▶ WORK INSTRUCTIONS:
Every line below that mentions the word "Дата" should be copied out.

____________________

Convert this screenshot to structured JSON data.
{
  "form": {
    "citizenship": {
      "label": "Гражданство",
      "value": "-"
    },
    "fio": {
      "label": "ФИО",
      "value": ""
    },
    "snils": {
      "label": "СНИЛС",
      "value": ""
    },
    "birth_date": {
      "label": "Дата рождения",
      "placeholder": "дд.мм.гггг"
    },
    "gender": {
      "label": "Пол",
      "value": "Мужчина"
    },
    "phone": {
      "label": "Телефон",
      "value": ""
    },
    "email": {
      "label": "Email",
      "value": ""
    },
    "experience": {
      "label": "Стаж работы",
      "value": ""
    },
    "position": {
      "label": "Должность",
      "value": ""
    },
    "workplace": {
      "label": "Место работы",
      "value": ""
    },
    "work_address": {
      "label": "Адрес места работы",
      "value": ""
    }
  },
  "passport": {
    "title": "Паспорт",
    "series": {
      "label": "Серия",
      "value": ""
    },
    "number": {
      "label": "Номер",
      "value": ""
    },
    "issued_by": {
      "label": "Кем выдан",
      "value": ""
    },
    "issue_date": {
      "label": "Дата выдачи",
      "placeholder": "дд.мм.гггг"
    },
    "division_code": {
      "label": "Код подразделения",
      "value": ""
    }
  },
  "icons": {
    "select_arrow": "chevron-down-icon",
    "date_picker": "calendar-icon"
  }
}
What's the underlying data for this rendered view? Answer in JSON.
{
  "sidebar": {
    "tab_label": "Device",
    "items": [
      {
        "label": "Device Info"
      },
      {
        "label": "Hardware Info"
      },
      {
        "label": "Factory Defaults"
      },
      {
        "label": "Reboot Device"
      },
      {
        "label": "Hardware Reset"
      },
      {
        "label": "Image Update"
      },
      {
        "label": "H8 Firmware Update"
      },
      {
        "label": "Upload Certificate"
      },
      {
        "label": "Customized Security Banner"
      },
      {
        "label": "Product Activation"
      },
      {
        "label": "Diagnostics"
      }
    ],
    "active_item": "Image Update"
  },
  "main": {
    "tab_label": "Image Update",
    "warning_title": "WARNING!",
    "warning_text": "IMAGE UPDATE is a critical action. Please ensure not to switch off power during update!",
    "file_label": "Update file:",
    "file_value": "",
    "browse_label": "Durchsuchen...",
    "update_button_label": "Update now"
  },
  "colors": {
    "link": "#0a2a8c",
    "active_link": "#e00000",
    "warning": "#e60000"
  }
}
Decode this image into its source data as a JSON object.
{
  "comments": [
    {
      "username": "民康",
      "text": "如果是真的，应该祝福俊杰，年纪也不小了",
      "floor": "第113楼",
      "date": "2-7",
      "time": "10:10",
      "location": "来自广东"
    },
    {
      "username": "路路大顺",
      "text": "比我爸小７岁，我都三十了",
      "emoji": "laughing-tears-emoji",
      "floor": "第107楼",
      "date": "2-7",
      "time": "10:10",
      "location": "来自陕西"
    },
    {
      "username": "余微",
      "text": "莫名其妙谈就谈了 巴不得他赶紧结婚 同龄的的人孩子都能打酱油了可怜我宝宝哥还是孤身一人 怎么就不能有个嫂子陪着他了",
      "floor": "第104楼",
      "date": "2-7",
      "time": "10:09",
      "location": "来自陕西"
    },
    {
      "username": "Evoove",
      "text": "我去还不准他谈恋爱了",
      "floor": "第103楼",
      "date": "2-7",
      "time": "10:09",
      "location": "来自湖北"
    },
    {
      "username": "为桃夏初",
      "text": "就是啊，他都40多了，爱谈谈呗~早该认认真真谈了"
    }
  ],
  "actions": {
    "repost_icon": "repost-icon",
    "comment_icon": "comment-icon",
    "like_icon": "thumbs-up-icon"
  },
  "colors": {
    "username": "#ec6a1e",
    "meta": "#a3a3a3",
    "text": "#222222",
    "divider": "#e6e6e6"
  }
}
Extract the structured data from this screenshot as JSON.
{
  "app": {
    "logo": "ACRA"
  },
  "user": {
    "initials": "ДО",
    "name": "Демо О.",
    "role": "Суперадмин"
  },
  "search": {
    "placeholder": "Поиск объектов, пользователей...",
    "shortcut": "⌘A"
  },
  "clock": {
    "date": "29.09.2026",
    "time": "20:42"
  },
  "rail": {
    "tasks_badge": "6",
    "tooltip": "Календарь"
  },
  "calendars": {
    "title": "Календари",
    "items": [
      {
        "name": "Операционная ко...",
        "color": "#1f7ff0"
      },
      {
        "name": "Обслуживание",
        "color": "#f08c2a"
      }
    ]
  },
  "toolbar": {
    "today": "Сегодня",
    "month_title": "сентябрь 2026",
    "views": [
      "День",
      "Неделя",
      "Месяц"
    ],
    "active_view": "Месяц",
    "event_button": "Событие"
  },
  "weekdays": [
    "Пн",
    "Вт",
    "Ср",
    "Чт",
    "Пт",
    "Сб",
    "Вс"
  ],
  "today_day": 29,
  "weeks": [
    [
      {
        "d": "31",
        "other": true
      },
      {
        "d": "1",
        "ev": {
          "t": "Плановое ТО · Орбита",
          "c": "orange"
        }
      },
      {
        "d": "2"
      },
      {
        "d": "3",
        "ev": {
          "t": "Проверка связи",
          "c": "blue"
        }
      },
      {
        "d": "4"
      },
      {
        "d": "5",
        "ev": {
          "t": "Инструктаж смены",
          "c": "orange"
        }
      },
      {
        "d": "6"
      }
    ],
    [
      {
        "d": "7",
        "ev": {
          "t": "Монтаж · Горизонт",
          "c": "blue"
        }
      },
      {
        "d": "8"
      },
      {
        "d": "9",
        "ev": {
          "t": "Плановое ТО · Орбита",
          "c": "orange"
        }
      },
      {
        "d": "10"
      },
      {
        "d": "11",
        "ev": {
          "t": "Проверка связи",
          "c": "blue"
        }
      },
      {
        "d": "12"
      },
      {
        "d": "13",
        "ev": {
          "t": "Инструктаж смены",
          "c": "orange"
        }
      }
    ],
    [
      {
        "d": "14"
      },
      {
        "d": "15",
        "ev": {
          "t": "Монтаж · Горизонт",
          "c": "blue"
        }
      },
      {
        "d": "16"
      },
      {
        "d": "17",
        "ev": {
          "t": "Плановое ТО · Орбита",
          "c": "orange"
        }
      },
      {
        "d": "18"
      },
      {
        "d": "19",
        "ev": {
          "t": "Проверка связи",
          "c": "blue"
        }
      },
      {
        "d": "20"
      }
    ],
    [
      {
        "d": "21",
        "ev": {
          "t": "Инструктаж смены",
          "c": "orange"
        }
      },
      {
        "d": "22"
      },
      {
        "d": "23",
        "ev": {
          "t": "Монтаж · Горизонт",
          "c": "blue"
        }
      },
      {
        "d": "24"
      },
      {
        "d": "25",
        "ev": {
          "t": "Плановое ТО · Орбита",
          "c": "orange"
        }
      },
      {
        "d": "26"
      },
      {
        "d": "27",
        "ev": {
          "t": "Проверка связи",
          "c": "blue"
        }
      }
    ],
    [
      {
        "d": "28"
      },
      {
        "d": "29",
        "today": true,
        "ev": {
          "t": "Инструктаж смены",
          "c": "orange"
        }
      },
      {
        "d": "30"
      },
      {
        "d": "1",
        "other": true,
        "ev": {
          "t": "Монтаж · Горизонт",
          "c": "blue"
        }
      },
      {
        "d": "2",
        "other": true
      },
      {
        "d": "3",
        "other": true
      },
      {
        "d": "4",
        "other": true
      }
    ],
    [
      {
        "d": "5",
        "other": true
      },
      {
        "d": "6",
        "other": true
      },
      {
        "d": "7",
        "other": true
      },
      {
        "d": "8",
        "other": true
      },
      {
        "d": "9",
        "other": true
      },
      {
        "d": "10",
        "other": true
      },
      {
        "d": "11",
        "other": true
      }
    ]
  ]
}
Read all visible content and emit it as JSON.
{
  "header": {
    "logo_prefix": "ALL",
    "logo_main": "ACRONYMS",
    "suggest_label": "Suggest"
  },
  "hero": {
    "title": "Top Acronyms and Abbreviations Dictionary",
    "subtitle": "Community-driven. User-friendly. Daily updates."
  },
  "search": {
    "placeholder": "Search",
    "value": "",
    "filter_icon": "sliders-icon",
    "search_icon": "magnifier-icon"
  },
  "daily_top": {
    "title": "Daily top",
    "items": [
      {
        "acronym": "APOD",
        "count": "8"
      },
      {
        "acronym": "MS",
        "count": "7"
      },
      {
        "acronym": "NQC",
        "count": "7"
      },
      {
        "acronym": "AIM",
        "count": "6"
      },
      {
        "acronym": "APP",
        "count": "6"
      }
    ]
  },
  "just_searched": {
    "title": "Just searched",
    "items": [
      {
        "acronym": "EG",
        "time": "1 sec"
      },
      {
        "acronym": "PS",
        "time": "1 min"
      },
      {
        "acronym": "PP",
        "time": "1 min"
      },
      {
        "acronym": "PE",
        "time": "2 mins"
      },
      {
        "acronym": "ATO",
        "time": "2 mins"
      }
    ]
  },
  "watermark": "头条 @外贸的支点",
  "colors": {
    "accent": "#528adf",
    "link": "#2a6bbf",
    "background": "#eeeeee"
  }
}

____________________

▶ EXPECTED ANSWER:
      "label": "Дата рождения",
      "label": "Дата выдачи",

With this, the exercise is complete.